**EXCERPTED DATA:**
_ _ _ _

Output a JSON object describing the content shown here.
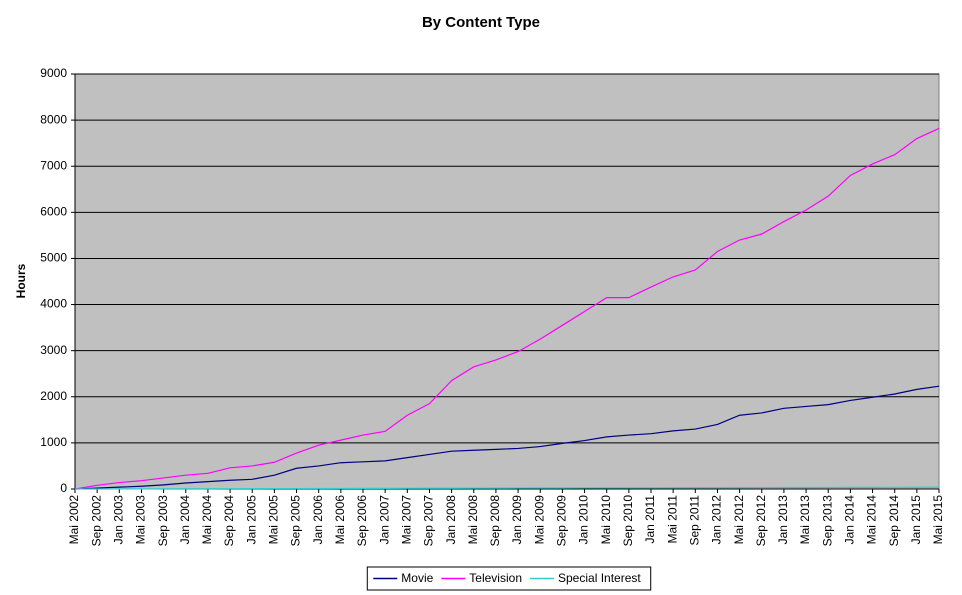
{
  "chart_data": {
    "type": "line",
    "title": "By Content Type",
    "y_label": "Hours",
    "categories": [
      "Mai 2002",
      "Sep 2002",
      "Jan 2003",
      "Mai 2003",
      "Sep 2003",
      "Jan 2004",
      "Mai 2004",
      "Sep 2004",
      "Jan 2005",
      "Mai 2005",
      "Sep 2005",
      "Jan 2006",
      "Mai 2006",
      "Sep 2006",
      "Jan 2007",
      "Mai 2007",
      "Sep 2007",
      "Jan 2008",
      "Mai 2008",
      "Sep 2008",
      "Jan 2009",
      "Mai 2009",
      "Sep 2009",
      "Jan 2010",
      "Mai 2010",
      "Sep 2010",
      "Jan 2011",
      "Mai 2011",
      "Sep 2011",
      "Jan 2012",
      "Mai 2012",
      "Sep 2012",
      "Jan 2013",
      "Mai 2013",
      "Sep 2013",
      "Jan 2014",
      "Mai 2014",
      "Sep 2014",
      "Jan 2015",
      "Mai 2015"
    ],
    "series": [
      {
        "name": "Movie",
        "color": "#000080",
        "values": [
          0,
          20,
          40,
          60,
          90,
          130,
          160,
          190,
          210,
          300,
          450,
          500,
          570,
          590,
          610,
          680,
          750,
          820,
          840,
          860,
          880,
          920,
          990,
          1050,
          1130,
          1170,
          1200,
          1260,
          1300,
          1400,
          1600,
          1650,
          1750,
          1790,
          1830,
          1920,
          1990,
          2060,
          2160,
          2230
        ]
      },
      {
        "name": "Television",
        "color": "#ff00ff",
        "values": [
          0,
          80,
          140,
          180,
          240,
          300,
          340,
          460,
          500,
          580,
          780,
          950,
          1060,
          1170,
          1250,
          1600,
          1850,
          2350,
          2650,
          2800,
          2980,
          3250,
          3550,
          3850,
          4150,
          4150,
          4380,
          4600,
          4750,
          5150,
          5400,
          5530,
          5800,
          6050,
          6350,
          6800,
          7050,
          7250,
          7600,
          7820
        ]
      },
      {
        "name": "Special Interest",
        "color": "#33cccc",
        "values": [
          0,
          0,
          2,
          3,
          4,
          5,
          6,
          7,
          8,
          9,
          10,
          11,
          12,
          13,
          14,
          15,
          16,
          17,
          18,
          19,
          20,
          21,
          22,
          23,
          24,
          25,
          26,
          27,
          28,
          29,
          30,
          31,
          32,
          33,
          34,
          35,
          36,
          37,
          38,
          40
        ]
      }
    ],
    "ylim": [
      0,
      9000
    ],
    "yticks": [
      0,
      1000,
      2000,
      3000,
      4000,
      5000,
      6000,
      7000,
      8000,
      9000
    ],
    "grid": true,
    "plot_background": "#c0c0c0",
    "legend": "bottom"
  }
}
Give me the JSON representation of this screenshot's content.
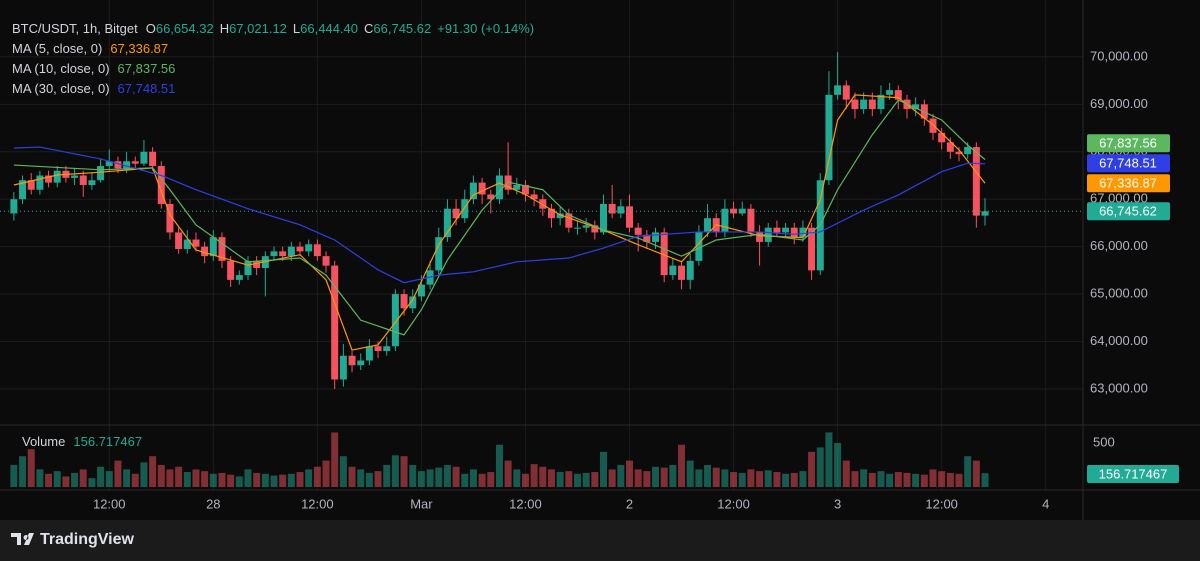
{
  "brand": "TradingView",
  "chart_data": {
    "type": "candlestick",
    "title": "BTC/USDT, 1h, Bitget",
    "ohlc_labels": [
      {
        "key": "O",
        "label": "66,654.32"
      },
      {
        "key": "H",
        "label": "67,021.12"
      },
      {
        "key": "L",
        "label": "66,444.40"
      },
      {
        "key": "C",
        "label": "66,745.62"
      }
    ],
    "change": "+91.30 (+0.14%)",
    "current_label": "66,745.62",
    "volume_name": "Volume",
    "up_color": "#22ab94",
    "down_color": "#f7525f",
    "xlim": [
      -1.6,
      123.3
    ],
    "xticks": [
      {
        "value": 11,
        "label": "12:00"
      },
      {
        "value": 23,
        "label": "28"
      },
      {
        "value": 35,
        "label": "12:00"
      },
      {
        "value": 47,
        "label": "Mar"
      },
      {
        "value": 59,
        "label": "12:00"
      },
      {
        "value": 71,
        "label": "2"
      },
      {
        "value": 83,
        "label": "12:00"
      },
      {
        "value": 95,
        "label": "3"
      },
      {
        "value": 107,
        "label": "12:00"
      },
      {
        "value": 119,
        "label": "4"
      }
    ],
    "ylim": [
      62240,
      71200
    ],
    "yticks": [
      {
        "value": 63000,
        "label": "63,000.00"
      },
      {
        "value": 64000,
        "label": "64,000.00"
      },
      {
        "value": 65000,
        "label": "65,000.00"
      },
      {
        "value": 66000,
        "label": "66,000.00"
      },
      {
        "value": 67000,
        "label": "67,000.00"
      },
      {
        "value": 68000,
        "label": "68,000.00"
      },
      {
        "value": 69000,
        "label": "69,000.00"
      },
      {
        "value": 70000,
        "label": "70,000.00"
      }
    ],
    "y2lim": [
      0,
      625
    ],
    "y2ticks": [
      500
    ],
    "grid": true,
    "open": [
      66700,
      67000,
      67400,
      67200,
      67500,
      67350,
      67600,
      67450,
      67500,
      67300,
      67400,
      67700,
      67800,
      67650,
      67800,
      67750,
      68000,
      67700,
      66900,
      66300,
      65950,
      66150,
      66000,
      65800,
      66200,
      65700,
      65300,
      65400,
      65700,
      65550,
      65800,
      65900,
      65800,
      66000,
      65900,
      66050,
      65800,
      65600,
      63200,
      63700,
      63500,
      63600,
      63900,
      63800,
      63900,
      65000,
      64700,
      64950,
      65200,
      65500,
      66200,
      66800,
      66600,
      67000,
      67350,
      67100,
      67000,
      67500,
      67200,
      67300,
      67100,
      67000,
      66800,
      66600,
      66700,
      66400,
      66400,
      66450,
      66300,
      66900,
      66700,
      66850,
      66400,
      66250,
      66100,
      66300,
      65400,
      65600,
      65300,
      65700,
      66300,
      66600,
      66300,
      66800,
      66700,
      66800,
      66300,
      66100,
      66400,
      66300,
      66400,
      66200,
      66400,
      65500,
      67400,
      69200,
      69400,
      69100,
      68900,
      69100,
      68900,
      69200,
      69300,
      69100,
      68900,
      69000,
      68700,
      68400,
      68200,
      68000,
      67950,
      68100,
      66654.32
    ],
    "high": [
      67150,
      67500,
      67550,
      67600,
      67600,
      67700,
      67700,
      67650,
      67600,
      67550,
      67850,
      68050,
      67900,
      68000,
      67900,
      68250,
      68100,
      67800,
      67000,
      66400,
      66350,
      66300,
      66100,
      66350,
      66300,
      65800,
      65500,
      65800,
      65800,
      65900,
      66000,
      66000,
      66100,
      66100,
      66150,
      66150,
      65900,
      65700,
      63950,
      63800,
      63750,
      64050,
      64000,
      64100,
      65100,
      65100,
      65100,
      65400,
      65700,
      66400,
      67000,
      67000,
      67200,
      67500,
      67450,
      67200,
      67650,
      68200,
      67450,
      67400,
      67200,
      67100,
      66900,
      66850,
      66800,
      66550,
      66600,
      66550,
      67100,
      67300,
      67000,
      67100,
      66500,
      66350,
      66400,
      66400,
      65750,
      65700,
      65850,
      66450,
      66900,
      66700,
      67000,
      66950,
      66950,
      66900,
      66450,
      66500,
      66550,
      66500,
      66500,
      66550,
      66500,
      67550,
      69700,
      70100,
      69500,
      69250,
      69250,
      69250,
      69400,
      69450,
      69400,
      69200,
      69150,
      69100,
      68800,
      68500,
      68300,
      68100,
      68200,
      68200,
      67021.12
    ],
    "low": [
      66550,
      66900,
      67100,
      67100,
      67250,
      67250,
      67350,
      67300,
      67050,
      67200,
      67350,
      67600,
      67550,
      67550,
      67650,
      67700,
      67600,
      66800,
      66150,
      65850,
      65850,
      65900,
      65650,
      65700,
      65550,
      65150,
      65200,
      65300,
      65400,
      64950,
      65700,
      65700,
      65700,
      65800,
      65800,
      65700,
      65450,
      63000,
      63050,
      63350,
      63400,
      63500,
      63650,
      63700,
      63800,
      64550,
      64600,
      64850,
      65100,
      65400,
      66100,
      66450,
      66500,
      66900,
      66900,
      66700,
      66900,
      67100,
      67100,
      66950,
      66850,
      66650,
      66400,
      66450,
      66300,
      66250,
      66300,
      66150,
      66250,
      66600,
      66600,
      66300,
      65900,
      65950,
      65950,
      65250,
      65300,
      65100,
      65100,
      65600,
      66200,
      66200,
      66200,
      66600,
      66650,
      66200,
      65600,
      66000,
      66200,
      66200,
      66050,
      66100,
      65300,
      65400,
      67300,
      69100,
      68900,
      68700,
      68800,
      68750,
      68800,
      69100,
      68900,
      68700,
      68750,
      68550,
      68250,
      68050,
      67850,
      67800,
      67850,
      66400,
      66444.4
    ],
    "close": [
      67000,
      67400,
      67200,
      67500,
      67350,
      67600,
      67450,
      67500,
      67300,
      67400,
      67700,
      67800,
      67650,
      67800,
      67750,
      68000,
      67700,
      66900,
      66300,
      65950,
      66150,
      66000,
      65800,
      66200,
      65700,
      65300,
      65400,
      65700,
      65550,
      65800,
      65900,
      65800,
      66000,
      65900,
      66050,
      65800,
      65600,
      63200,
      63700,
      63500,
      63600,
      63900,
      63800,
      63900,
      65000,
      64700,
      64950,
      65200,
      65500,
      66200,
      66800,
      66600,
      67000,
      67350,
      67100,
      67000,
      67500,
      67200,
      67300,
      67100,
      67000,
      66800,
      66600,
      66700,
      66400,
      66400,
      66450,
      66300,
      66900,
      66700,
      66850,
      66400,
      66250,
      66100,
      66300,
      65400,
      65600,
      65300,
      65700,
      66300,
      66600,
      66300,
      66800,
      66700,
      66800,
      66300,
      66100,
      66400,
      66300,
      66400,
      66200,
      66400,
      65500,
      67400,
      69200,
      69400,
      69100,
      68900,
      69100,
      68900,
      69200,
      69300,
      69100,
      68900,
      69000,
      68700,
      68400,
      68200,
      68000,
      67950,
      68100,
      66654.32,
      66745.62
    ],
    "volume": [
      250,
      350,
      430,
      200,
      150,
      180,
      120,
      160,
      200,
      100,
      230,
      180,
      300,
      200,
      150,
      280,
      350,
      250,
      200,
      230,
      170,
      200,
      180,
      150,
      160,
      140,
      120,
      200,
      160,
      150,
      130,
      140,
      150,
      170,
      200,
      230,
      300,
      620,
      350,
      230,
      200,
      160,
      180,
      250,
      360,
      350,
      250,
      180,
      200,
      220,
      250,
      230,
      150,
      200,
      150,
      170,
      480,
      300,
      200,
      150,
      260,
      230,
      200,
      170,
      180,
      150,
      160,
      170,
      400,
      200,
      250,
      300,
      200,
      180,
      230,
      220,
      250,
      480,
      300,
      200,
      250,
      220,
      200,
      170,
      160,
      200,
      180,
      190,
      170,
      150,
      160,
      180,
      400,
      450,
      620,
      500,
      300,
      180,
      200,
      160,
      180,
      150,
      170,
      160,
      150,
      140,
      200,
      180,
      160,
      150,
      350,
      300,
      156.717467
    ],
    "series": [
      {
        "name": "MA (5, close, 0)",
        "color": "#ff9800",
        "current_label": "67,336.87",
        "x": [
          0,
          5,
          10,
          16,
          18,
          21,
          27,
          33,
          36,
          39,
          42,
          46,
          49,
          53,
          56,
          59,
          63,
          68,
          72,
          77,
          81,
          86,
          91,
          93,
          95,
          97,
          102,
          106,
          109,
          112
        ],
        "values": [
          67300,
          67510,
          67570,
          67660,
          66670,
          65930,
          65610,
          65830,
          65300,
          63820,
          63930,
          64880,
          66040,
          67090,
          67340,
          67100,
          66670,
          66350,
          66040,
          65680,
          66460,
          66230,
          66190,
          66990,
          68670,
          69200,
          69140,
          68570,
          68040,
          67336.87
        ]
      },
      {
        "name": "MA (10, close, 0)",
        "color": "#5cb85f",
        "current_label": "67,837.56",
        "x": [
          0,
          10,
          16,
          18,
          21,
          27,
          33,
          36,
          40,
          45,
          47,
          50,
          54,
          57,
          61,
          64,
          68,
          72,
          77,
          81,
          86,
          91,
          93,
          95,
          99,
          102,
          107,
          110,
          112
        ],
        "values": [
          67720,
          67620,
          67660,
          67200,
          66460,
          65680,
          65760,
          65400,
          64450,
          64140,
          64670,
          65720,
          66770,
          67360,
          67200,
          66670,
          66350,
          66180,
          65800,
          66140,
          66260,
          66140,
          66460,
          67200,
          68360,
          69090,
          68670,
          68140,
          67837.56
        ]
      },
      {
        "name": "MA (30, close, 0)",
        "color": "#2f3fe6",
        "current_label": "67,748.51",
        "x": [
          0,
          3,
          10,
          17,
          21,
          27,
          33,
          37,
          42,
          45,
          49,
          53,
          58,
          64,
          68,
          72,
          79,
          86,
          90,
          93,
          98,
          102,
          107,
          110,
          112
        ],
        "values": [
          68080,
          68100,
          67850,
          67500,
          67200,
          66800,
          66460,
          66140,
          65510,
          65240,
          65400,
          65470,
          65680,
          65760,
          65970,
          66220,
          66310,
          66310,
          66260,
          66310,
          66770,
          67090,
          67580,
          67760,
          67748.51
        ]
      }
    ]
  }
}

_ _ _ _

Go through the material above and count the lines that contain "close"; give that number alone.

**FINISHED EXERCISE:** 4